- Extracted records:
++++++++++++++++++++

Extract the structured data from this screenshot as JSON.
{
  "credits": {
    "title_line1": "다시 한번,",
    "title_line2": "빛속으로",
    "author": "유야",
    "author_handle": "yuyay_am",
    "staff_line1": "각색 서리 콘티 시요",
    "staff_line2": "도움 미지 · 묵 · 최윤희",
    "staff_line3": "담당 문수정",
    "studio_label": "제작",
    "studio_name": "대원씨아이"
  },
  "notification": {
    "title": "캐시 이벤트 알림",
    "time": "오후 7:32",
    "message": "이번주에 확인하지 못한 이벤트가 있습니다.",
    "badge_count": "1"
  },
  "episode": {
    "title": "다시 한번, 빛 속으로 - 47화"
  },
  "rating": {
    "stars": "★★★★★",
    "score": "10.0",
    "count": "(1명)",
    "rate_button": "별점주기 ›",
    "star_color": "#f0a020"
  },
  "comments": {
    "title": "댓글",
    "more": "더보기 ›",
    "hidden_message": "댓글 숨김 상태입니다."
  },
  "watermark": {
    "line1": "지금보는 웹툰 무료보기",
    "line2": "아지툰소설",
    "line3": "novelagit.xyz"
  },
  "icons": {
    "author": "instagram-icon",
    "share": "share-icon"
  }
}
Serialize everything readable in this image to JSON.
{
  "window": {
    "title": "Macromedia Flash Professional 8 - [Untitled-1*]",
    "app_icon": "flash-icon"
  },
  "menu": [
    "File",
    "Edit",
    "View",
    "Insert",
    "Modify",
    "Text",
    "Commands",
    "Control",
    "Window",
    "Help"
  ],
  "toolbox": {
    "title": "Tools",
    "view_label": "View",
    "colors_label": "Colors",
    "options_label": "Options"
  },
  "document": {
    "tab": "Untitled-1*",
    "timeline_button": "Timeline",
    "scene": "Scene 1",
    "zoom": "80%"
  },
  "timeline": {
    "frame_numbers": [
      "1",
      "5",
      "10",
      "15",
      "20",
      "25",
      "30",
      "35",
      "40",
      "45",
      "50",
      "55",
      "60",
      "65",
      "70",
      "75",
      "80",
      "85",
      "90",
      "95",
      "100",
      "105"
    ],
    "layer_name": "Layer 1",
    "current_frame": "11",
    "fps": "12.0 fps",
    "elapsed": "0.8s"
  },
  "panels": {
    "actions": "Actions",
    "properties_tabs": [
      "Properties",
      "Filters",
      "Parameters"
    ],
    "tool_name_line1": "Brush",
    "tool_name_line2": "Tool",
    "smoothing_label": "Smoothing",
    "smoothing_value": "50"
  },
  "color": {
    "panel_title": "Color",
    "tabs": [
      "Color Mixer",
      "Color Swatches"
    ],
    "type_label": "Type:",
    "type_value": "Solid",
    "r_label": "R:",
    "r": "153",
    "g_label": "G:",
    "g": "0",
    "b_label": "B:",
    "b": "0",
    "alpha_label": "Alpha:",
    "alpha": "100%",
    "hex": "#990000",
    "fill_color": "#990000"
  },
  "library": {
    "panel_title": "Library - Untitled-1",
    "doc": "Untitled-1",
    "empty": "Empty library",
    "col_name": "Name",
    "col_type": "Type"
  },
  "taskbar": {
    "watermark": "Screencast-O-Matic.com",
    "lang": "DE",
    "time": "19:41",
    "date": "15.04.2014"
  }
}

++++++++++++++++++++

- Do this:
Quote each line of the listing above exactly.

- Finished task:
Extract the structured data from this screenshot as JSON.
{
  "credits": {
    "title_line1": "다시 한번,",
    "title_line2": "빛속으로",
    "author": "유야",
    "author_handle": "yuyay_am",
    "staff_line1": "각색 서리 콘티 시요",
    "staff_line2": "도움 미지 · 묵 · 최윤희",
    "staff_line3": "담당 문수정",
    "studio_label": "제작",
    "studio_name": "대원씨아이"
  },
  "notification": {
    "title": "캐시 이벤트 알림",
    "time": "오후 7:32",
    "message": "이번주에 확인하지 못한 이벤트가 있습니다.",
    "badge_count": "1"
  },
  "episode": {
    "title": "다시 한번, 빛 속으로 - 47화"
  },
  "rating": {
    "stars": "★★★★★",
    "score": "10.0",
    "count": "(1명)",
    "rate_button": "별점주기 ›",
    "star_color": "#f0a020"
  },
  "comments": {
    "title": "댓글",
    "more": "더보기 ›",
    "hidden_message": "댓글 숨김 상태입니다."
  },
  "watermark": {
    "line1": "지금보는 웹툰 무료보기",
    "line2": "아지툰소설",
    "line3": "novelagit.xyz"
  },
  "icons": {
    "author": "instagram-icon",
    "share": "share-icon"
  }
}
Serialize everything readable in this image to JSON.
{
  "window": {
    "title": "Macromedia Flash Professional 8 - [Untitled-1*]",
    "app_icon": "flash-icon"
  },
  "menu": [
    "File",
    "Edit",
    "View",
    "Insert",
    "Modify",
    "Text",
    "Commands",
    "Control",
    "Window",
    "Help"
  ],
  "toolbox": {
    "title": "Tools",
    "view_label": "View",
    "colors_label": "Colors",
    "options_label": "Options"
  },
  "document": {
    "tab": "Untitled-1*",
    "timeline_button": "Timeline",
    "scene": "Scene 1",
    "zoom": "80%"
  },
  "timeline": {
    "frame_numbers": [
      "1",
      "5",
      "10",
      "15",
      "20",
      "25",
      "30",
      "35",
      "40",
      "45",
      "50",
      "55",
      "60",
      "65",
      "70",
      "75",
      "80",
      "85",
      "90",
      "95",
      "100",
      "105"
    ],
    "layer_name": "Layer 1",
    "current_frame": "11",
    "fps": "12.0 fps",
    "elapsed": "0.8s"
  },
  "panels": {
    "actions": "Actions",
    "properties_tabs": [
      "Properties",
      "Filters",
      "Parameters"
    ],
    "tool_name_line1": "Brush",
    "tool_name_line2": "Tool",
    "smoothing_label": "Smoothing",
    "smoothing_value": "50"
  },
  "color": {
    "panel_title": "Color",
    "tabs": [
      "Color Mixer",
      "Color Swatches"
    ],
    "type_label": "Type:",
    "type_value": "Solid",
    "r_label": "R:",
    "r": "153",
    "g_label": "G:",
    "g": "0",
    "b_label": "B:",
    "b": "0",
    "alpha_label": "Alpha:",
    "alpha": "100%",
    "hex": "#990000",
    "fill_color": "#990000"
  },
  "library": {
    "panel_title": "Library - Untitled-1",
    "doc": "Untitled-1",
    "empty": "Empty library",
    "col_name": "Name",
    "col_type": "Type"
  },
  "taskbar": {
    "watermark": "Screencast-O-Matic.com",
    "lang": "DE",
    "time": "19:41",
    "date": "15.04.2014"
  }
}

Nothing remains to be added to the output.